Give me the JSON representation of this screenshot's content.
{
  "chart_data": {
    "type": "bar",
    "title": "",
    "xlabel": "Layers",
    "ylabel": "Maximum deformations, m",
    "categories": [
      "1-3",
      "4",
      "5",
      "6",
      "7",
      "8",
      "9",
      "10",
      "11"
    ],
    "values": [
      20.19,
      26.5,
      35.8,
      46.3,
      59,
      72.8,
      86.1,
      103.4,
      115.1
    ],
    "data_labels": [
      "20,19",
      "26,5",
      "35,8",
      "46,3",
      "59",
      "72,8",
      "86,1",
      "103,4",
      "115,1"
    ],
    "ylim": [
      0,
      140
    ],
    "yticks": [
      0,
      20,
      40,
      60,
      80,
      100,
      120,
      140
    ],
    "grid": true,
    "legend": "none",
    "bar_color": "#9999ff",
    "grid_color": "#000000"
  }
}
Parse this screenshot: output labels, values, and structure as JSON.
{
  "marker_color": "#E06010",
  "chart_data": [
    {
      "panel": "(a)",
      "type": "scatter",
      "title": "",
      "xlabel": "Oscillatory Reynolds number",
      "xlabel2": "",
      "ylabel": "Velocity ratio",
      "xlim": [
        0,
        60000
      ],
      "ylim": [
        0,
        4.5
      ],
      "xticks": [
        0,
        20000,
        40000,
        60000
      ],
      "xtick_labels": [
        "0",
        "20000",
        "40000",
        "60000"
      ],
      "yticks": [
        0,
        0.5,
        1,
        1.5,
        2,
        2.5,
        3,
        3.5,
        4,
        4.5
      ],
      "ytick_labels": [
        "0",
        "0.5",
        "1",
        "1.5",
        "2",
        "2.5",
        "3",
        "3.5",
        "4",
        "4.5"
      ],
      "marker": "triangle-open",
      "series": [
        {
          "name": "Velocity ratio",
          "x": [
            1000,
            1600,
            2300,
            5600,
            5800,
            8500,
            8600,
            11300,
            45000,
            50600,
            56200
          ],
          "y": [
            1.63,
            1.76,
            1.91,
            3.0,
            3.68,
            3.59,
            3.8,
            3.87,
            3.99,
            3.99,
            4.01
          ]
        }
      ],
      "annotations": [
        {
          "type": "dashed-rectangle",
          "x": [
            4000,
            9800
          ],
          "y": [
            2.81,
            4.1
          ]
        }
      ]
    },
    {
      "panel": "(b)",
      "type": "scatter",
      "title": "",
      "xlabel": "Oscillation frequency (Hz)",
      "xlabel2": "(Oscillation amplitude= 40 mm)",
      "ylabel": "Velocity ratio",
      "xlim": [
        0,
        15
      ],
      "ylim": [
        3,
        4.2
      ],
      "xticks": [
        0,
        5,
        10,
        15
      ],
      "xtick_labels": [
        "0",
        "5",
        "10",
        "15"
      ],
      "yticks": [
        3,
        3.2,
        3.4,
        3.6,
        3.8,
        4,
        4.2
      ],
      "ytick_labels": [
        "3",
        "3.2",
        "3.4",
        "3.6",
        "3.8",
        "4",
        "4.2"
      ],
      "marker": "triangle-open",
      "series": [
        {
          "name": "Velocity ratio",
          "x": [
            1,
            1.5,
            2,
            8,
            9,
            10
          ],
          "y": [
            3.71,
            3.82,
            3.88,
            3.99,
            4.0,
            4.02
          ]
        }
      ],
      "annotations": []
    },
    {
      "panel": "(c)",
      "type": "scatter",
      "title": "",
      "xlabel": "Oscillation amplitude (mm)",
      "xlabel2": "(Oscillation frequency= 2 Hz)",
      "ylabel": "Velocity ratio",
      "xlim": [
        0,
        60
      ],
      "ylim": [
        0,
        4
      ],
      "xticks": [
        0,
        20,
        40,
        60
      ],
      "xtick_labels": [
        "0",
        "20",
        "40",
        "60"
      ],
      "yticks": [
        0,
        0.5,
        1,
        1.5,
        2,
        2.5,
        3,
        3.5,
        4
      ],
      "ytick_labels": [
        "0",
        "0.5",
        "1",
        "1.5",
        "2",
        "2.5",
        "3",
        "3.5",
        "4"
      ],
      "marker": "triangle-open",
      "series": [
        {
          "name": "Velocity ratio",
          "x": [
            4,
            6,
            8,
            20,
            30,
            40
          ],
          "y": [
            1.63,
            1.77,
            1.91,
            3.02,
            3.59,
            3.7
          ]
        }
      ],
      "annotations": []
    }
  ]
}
##########
[Written exercise] Gather from the entries above all lines that include the string "screenshot".

[Answer to this problem]
Give me the JSON representation of this screenshot's content.
Parse this screenshot: output labels, values, and structure as JSON.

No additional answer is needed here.